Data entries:
==============================
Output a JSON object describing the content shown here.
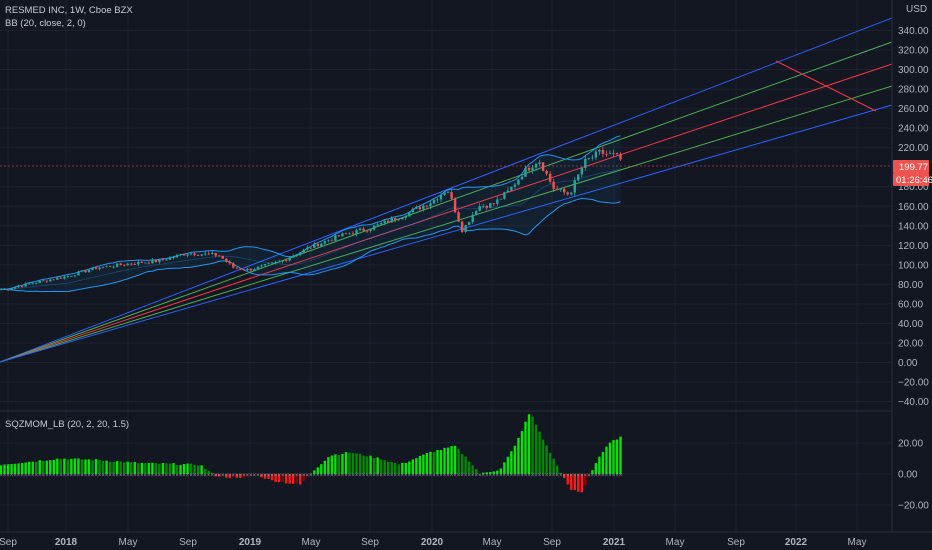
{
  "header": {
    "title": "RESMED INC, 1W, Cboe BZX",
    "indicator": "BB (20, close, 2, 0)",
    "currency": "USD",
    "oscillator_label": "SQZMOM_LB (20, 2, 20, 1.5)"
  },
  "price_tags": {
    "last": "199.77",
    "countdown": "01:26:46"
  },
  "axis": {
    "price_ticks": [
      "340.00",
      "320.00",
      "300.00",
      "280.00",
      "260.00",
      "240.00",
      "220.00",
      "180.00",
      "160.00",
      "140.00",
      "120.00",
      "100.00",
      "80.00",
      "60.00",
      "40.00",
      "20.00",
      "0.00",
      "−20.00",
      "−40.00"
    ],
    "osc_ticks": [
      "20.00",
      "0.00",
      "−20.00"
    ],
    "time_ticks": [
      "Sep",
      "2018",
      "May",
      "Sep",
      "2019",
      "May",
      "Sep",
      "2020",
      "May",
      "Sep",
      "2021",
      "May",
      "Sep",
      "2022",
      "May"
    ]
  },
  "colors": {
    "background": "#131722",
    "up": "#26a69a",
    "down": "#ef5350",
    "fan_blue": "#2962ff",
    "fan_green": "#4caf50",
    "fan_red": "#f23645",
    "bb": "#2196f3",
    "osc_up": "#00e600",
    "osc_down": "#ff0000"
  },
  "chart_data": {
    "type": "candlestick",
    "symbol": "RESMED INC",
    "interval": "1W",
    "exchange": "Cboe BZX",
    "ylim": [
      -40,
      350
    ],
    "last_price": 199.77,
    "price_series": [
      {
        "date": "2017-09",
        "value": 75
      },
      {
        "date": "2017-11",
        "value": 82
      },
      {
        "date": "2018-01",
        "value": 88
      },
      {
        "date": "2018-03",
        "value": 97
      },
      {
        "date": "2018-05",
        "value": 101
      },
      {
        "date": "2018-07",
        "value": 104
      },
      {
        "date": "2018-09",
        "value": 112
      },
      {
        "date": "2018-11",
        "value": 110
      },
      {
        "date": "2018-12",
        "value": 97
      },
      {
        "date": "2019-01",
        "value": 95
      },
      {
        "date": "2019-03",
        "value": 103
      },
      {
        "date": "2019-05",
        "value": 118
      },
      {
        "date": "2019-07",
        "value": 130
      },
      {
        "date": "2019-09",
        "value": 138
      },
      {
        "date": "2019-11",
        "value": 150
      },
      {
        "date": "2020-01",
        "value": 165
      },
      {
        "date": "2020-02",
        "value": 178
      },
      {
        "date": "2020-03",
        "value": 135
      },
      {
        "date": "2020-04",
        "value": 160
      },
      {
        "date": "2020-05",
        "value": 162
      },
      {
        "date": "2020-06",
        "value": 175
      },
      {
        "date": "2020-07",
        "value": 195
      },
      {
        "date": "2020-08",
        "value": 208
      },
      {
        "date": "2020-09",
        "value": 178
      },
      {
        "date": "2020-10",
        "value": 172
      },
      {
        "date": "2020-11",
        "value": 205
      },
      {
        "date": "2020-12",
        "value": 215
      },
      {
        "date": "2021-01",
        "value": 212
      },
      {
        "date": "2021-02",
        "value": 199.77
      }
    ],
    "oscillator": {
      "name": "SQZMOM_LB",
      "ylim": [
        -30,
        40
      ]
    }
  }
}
==============================
EXERCISE AIM: Search the data for the string "RESMED". List each line that has it.

TASK RESPONSE:
    "title": "RESMED INC, 1W, Cboe BZX",
    "symbol": "RESMED INC",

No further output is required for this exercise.